Problem details: Reproduce each record below exactly as written.

Record excerpts:
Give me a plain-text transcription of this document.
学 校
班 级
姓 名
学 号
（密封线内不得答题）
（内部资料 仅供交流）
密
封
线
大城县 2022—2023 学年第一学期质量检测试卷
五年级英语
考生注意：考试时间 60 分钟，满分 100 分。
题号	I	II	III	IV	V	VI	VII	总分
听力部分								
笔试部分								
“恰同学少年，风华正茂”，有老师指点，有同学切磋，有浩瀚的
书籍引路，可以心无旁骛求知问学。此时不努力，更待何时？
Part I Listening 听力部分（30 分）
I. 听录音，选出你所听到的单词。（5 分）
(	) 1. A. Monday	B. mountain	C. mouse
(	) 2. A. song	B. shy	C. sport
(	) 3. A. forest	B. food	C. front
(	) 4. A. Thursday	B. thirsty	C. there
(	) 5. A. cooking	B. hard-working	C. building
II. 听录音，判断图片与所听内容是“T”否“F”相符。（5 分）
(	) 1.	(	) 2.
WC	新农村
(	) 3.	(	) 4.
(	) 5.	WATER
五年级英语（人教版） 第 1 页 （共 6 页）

Response:
Give me a plain-text transcription of this document.
学 校
班 级
姓 名
学 号
（密封线内不得答题）
（内部资料 仅供交流）
密
封
线
大城县 2022—2023 学年第一学期质量检测试卷
五年级英语
考生注意：考试时间 60 分钟，满分 100 分。
题号	I	II	III	IV	V	VI	VII	总分
听力部分								
笔试部分								
“恰同学少年，风华正茂”，有老师指点，有同学切磋，有浩瀚的
书籍引路，可以心无旁骛求知问学。此时不努力，更待何时？
Part I Listening 听力部分（30 分）
I. 听录音，选出你所听到的单词。（5 分）
(	) 1. A. Monday	B. mountain	C. mouse
(	) 2. A. song	B. shy	C. sport
(	) 3. A. forest	B. food	C. front
(	) 4. A. Thursday	B. thirsty	C. there
(	) 5. A. cooking	B. hard-working	C. building
II. 听录音，判断图片与所听内容是“T”否“F”相符。（5 分）
(	) 1.	(	) 2.
WC	新农村
(	) 3.	(	) 4.
(	) 5.	WATER
五年级英语（人教版） 第 1 页 （共 6 页）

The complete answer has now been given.